**GIVEN TASK:** Locate each line below that includes "Rebased" and reproduce it.

**EXTRACTED RECORDS:**
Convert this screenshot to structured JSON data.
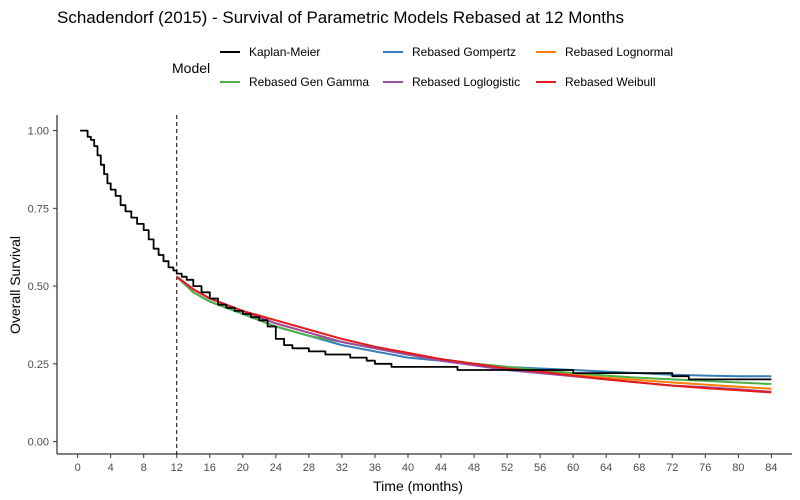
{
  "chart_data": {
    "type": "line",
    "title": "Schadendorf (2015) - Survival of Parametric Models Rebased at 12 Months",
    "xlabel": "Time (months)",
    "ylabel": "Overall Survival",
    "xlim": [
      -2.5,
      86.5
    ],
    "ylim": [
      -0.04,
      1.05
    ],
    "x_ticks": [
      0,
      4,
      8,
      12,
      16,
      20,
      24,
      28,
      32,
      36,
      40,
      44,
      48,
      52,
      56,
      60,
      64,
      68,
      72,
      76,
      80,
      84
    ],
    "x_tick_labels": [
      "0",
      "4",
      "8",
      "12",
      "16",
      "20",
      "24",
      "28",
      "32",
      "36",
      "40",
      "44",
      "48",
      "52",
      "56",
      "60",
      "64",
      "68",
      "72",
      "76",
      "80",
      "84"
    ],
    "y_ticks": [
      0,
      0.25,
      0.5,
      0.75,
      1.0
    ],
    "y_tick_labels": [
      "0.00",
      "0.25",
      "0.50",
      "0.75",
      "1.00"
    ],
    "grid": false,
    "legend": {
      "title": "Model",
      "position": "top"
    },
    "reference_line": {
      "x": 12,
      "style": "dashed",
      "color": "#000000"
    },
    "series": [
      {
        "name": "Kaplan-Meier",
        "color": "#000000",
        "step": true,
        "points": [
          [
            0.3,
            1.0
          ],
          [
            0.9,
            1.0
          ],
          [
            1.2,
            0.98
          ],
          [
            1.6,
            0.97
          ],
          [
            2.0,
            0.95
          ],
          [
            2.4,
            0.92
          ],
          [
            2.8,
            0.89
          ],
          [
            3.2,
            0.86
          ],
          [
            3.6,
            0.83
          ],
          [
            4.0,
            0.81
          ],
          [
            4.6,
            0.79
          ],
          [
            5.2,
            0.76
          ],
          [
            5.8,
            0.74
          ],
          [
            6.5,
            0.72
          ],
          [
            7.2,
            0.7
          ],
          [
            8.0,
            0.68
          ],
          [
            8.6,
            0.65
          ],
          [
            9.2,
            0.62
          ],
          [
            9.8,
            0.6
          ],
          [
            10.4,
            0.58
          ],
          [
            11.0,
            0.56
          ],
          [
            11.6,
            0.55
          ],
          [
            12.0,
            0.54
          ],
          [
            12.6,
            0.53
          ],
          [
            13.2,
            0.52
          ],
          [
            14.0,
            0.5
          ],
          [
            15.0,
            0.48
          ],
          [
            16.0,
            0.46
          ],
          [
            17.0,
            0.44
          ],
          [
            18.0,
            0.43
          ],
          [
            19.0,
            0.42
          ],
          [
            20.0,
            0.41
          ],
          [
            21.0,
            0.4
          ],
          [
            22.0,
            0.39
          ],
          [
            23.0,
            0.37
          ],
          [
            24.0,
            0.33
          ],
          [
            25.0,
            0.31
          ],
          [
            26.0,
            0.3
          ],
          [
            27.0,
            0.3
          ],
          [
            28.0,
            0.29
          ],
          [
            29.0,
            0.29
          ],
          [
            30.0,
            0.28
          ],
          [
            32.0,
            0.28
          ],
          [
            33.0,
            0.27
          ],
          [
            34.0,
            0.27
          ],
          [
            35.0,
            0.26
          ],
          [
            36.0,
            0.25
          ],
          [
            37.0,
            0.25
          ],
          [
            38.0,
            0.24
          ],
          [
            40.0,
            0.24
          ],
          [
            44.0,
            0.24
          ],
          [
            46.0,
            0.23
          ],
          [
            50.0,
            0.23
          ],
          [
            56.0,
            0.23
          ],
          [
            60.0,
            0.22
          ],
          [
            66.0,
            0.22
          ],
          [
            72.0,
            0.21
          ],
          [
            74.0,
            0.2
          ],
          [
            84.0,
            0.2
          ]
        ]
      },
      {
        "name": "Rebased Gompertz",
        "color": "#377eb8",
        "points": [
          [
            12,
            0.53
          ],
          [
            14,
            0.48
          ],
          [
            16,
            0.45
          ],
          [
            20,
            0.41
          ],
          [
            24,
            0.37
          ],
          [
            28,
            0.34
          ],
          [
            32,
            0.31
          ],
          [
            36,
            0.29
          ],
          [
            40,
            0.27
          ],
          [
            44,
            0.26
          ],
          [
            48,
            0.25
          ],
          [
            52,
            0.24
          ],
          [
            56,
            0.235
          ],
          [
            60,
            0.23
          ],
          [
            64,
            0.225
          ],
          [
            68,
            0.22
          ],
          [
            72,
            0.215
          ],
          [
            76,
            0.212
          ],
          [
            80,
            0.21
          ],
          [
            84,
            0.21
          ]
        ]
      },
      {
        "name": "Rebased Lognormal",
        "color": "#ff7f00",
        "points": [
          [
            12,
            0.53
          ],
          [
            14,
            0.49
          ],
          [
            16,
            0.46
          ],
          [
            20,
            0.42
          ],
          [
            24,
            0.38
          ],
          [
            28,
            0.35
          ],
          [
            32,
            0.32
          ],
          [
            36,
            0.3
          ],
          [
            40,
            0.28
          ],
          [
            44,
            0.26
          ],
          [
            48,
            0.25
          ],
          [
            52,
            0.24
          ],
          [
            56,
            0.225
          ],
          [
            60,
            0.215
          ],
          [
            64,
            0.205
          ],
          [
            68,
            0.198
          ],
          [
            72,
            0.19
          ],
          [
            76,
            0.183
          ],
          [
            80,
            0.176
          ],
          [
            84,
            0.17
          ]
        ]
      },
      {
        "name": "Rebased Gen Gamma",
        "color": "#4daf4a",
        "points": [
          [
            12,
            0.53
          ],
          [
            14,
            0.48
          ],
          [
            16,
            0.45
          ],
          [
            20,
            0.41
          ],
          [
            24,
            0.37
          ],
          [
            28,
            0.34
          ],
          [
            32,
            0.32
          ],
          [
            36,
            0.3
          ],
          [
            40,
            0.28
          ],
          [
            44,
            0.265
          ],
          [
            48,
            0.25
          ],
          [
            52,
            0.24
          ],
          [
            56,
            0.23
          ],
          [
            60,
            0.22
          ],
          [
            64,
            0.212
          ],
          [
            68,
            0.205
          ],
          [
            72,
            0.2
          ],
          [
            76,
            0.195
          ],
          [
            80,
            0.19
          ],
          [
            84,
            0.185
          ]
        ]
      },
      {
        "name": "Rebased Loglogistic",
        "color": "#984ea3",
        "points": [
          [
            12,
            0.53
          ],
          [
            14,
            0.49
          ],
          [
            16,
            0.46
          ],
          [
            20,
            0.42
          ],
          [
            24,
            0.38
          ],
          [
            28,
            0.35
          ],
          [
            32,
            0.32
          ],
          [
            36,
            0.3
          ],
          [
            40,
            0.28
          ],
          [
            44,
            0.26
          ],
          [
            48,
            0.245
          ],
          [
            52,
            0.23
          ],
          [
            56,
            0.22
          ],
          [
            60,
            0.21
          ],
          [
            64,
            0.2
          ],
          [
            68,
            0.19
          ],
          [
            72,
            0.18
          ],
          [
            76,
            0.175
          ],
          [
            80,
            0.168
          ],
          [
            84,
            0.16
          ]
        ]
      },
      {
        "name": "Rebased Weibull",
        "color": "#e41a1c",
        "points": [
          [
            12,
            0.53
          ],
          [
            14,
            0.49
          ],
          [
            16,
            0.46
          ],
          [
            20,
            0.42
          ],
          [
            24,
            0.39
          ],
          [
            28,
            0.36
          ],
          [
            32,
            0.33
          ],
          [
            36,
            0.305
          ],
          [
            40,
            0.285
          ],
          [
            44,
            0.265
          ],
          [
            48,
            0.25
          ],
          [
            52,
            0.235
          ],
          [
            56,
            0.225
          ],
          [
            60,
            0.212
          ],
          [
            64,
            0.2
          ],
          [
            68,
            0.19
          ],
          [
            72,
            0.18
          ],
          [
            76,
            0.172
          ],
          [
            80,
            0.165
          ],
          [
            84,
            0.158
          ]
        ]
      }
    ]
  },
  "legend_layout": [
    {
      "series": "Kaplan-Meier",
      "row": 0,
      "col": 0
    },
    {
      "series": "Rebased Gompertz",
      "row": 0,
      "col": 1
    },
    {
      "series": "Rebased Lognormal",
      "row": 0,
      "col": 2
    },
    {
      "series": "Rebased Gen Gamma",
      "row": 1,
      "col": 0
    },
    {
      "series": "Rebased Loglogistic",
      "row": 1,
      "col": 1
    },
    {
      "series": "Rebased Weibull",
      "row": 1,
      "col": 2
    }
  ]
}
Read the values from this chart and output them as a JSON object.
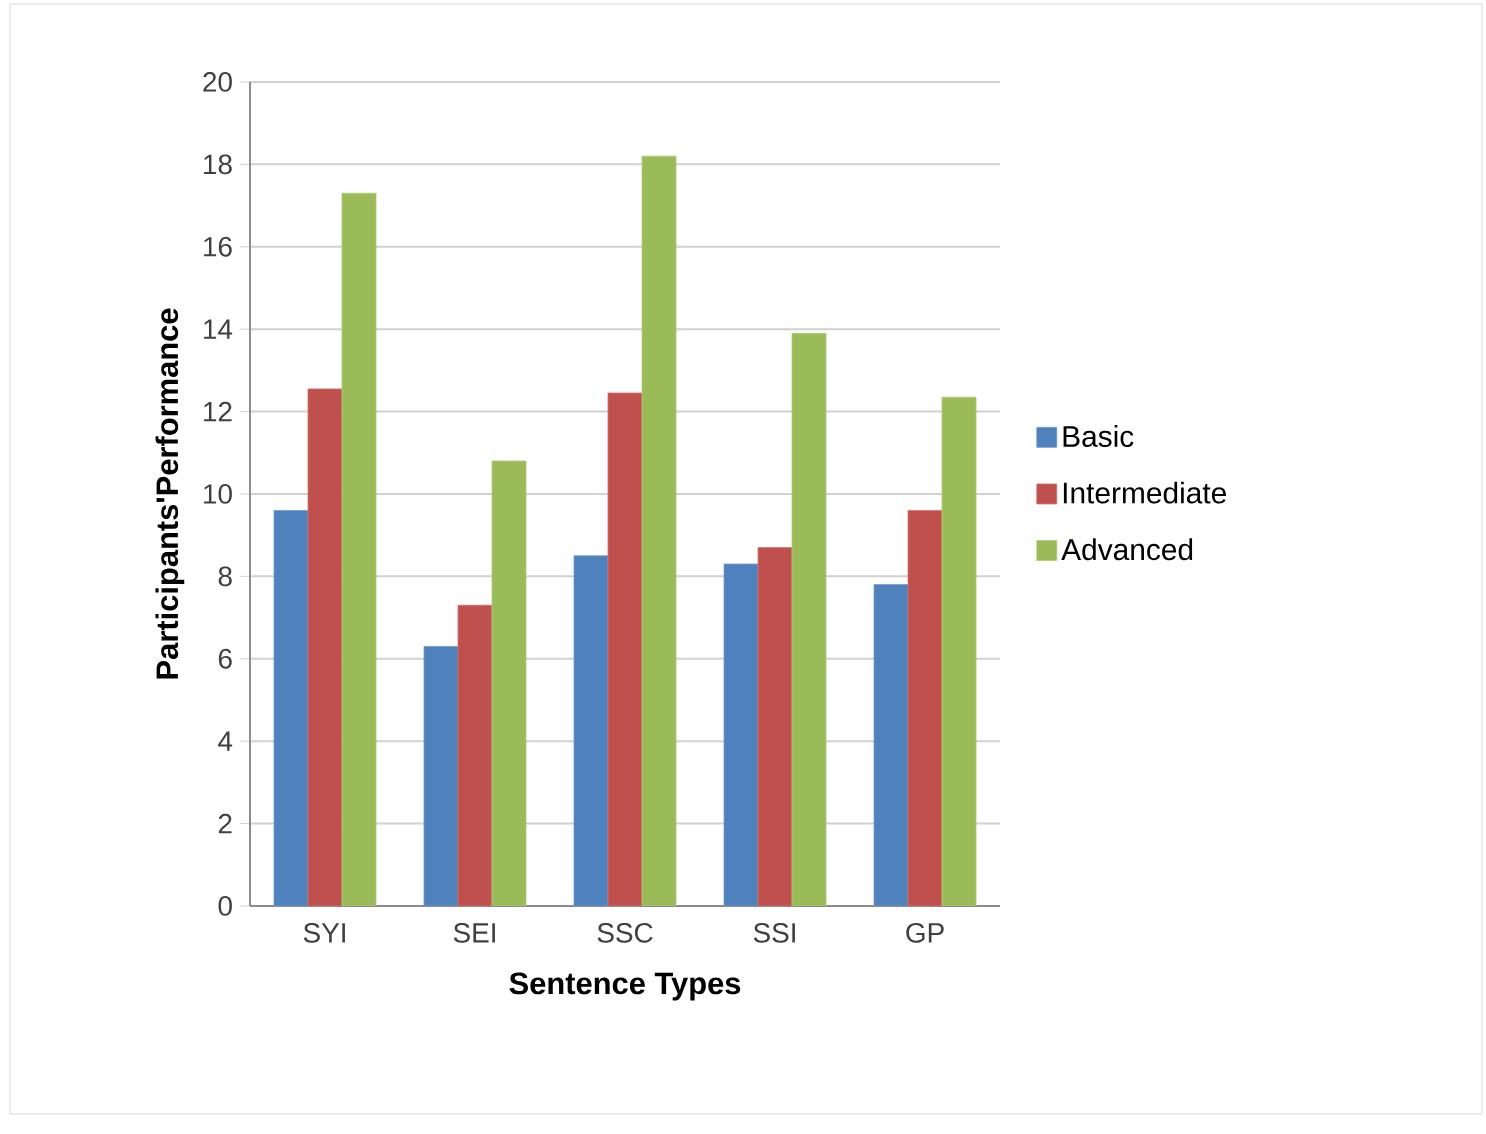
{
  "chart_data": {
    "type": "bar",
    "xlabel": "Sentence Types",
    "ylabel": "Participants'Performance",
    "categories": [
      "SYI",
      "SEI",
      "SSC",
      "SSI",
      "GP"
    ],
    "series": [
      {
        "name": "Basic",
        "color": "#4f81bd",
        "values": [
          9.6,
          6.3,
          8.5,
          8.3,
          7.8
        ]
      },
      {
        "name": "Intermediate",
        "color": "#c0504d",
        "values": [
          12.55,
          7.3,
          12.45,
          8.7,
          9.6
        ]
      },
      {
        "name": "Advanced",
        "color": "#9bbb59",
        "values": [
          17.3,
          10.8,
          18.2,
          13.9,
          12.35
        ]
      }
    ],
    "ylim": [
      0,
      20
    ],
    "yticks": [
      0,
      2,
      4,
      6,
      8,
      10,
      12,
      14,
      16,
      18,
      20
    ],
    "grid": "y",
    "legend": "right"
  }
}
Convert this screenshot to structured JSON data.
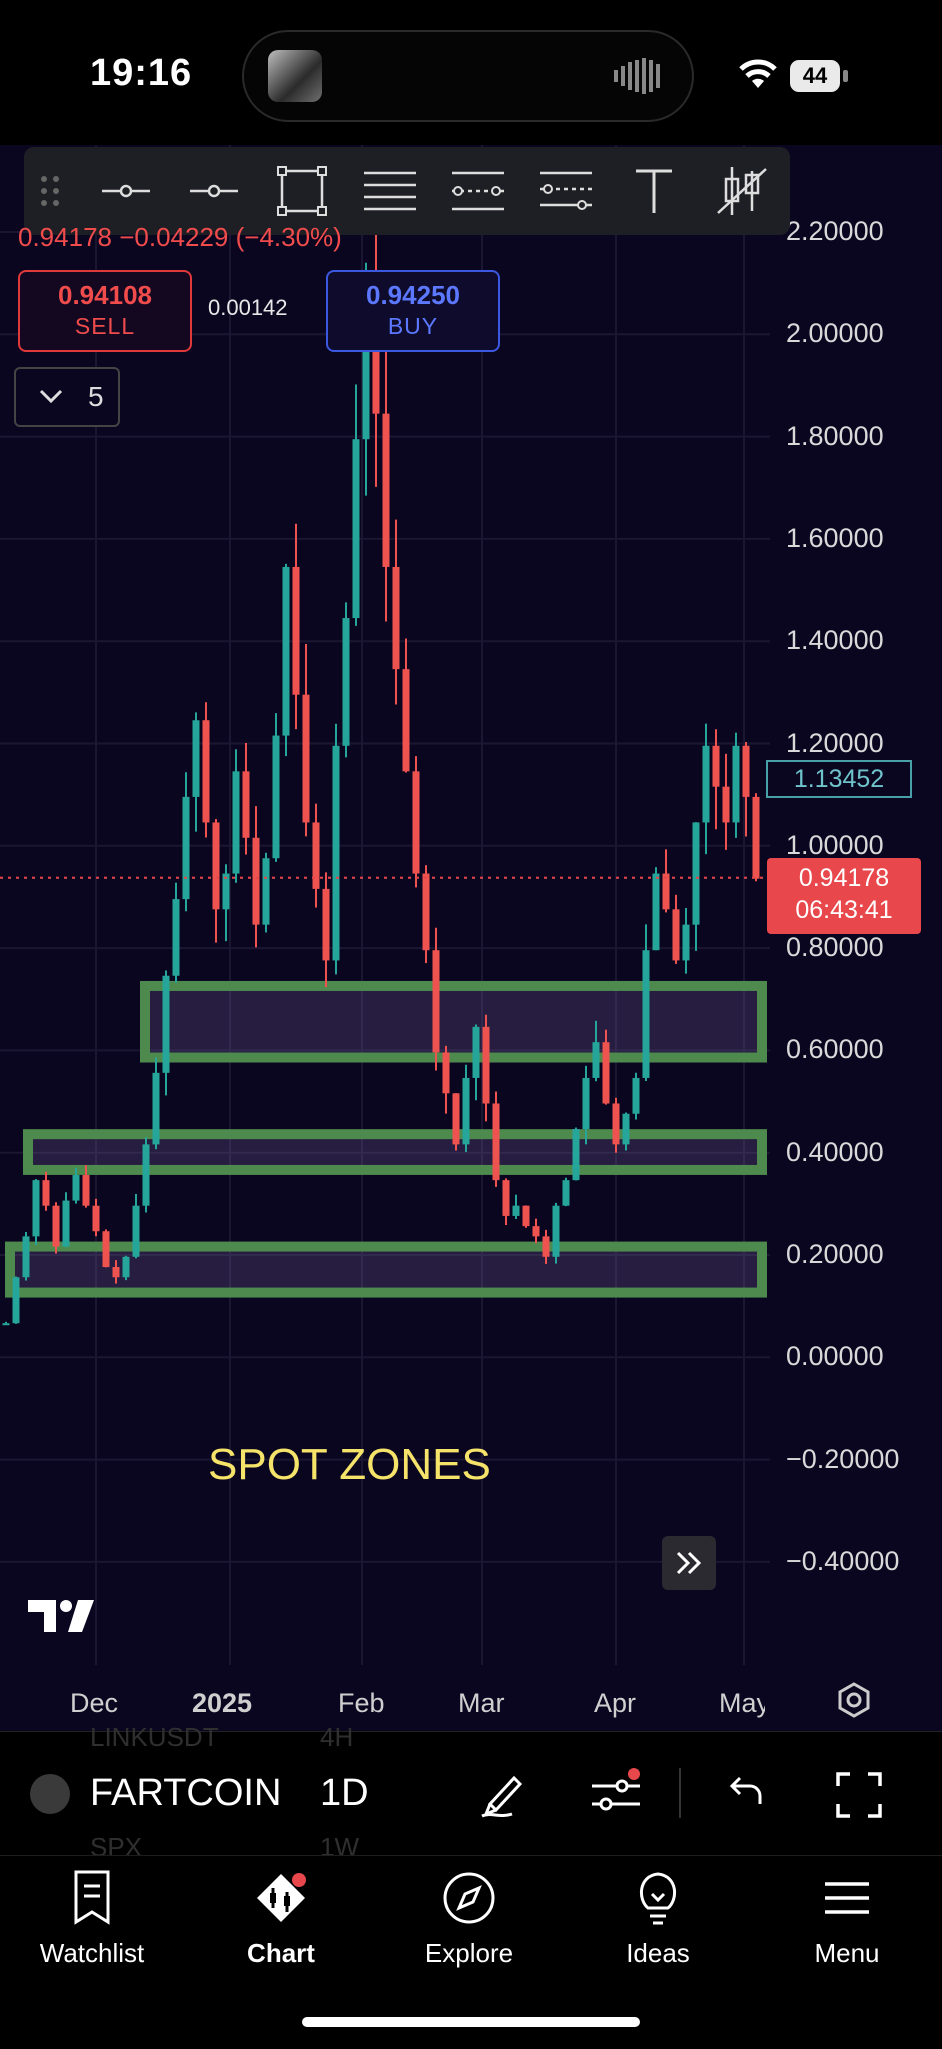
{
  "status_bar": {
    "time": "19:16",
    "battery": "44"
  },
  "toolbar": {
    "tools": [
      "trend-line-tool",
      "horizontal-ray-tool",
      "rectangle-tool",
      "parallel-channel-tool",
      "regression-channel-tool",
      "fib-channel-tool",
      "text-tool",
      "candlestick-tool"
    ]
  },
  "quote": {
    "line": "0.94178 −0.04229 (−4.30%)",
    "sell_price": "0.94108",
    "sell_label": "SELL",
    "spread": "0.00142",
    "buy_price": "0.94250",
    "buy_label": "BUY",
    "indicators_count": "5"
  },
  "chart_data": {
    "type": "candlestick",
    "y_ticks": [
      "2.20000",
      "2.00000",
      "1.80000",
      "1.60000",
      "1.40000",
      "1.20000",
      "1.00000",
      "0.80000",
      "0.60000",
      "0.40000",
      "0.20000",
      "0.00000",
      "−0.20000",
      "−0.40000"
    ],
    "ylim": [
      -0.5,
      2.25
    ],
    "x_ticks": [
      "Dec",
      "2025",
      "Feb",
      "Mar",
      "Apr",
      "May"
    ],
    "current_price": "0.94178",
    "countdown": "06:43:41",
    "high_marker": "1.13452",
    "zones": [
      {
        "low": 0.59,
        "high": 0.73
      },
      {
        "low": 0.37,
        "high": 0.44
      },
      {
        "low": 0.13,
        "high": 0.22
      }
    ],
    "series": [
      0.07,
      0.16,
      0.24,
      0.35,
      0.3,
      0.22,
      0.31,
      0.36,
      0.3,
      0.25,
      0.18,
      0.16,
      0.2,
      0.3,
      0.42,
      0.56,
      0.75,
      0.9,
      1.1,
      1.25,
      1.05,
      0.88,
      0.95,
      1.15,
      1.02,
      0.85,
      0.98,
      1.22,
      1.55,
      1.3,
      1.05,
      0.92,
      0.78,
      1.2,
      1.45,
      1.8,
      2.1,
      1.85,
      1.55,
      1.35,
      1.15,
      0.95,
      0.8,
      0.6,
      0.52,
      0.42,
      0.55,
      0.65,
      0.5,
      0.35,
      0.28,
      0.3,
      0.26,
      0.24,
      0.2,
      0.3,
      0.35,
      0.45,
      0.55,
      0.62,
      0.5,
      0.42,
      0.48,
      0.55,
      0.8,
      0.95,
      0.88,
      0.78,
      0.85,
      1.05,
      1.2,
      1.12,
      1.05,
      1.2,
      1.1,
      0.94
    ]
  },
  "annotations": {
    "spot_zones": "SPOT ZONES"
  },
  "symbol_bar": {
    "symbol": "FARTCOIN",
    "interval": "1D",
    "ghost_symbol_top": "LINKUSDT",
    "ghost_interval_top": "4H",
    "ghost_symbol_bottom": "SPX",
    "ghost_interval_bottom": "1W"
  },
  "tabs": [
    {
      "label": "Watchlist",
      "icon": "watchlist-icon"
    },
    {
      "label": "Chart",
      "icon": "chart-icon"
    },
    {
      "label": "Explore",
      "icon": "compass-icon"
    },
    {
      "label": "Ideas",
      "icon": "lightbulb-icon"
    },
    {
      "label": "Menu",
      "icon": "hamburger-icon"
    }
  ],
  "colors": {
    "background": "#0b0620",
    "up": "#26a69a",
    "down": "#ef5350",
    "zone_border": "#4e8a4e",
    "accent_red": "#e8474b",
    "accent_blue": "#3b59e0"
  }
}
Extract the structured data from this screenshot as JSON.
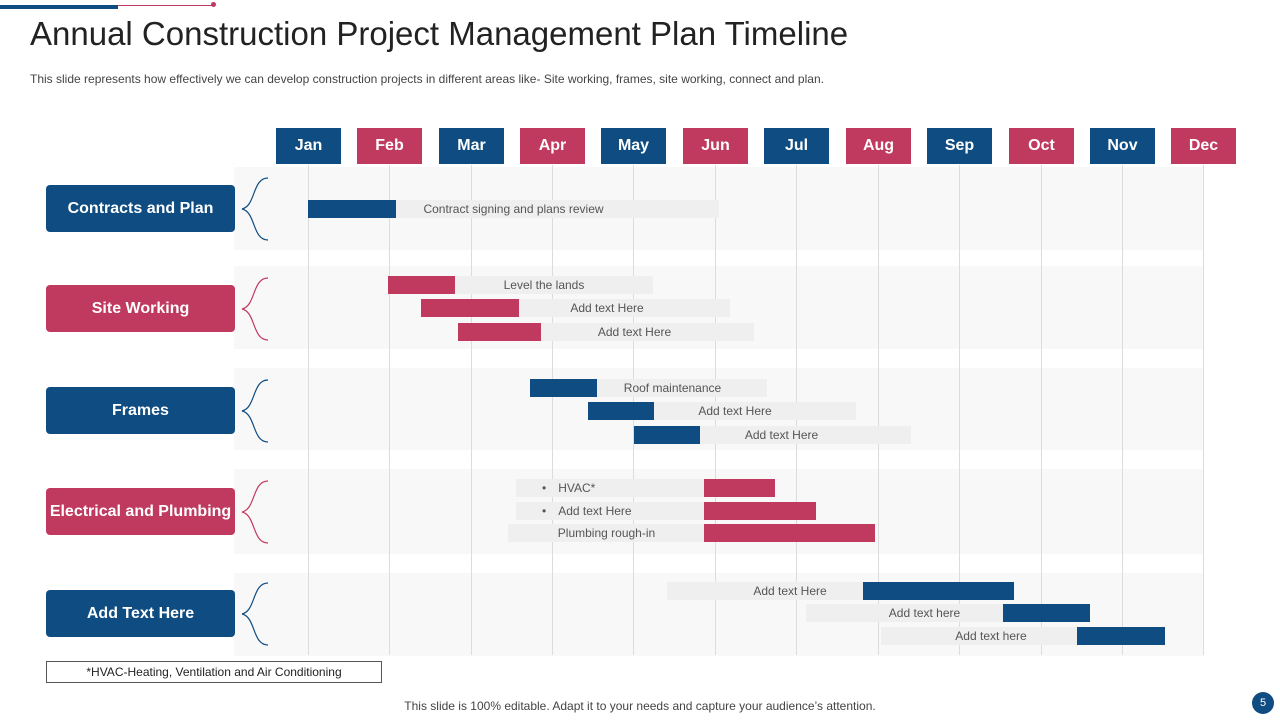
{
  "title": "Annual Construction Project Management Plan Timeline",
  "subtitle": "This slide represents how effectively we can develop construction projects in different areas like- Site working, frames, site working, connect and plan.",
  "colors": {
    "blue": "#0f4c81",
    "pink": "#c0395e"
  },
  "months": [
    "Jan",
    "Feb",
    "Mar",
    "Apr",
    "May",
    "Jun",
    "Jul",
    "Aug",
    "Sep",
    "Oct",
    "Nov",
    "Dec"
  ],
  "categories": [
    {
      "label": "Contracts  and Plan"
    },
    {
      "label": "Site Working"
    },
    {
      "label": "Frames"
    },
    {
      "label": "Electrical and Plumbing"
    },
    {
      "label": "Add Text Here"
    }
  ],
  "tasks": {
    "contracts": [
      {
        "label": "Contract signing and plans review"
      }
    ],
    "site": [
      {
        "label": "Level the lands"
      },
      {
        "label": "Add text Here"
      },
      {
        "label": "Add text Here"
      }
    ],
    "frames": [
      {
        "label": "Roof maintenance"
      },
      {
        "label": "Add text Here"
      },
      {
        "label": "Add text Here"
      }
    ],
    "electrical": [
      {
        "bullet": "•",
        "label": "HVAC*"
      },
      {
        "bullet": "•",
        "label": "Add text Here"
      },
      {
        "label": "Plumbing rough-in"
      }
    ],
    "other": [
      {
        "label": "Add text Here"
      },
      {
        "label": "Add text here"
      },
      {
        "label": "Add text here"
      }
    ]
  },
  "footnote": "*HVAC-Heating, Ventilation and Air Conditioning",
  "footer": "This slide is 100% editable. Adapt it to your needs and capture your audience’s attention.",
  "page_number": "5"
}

**WRITTEN SOLUTION:**
    "title": "Schadendorf (2015) - Survival of Parametric Models Rebased at 12 Months",
        "name": "Rebased Gompertz",
        "name": "Rebased Lognormal",
        "name": "Rebased Gen Gamma",
        "name": "Rebased Loglogistic",
        "name": "Rebased Weibull",
      "series": "Rebased Gompertz",
      "series": "Rebased Lognormal",
      "series": "Rebased Gen Gamma",
      "series": "Rebased Loglogistic",
      "series": "Rebased Weibull",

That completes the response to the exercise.